Collected data entries

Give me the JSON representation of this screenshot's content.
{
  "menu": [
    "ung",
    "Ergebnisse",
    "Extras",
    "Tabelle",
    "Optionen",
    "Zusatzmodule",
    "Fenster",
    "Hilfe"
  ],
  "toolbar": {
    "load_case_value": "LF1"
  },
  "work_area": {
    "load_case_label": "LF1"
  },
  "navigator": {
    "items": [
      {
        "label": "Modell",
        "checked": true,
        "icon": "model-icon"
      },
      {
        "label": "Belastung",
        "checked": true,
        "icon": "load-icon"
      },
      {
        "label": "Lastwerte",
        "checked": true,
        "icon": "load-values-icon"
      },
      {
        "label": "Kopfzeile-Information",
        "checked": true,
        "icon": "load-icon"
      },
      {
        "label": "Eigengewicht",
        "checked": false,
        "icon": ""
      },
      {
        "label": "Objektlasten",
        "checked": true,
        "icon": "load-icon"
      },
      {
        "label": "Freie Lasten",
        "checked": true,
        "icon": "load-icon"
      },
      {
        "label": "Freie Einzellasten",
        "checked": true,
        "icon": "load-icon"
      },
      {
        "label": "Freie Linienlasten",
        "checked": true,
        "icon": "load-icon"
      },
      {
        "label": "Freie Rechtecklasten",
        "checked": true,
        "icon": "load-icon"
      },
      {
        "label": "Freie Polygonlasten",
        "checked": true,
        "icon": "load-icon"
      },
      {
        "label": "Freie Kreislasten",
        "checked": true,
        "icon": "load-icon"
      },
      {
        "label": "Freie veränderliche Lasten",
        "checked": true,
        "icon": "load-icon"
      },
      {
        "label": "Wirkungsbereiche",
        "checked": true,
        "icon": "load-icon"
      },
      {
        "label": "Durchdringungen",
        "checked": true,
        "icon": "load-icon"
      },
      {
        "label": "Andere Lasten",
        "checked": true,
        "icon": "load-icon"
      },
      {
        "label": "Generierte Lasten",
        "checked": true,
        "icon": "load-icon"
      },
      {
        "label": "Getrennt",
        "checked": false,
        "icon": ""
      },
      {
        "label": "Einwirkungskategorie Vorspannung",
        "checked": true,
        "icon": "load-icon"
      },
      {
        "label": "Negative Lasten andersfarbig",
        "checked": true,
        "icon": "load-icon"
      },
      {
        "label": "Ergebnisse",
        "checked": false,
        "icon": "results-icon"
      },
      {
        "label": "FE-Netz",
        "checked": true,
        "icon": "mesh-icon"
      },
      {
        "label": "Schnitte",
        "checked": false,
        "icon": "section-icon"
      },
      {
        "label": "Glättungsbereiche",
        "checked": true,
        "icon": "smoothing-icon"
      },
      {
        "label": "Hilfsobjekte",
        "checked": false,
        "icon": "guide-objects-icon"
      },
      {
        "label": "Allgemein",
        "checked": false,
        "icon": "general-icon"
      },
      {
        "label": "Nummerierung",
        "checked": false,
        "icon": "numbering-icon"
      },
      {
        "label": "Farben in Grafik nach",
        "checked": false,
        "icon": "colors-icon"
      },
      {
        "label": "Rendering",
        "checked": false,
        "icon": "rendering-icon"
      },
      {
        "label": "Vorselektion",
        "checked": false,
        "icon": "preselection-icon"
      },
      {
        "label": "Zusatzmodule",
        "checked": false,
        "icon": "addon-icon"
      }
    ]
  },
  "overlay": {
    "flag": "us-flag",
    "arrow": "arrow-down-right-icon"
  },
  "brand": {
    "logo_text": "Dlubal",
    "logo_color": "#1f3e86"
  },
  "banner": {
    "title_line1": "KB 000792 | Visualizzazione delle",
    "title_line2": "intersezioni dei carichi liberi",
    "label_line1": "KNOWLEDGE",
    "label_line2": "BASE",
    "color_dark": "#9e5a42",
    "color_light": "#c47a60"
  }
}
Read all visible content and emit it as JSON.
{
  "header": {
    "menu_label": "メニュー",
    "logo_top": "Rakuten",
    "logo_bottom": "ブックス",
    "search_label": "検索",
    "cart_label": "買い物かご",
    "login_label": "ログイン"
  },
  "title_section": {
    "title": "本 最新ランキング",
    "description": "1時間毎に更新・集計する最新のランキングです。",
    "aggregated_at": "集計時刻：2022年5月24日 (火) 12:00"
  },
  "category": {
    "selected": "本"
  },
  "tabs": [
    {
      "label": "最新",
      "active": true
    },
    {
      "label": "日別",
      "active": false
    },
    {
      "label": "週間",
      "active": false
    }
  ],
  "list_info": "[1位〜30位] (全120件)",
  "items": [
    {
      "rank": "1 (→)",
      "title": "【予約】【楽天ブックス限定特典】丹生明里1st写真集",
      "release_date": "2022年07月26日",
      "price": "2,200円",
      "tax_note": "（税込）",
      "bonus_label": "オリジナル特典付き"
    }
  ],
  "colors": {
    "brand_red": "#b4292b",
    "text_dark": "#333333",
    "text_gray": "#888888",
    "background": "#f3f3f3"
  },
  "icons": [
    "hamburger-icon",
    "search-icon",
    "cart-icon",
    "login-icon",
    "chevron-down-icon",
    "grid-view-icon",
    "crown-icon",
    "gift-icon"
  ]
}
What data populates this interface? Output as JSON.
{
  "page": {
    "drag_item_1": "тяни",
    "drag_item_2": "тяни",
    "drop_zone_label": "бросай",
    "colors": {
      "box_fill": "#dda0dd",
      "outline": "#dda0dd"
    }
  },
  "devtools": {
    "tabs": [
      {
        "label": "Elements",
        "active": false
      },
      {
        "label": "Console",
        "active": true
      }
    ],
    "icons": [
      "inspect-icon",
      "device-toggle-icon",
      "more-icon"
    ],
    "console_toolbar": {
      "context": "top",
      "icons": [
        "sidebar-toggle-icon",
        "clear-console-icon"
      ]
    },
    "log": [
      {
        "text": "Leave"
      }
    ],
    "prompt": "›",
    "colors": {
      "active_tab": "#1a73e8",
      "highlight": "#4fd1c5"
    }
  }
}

Problem to work on: Using the listing above, pick out each line that contains the word "colors", then copy it.

Task output:
        "icon": "colors-icon"
  "colors": {
    "colors": {
    "colors": {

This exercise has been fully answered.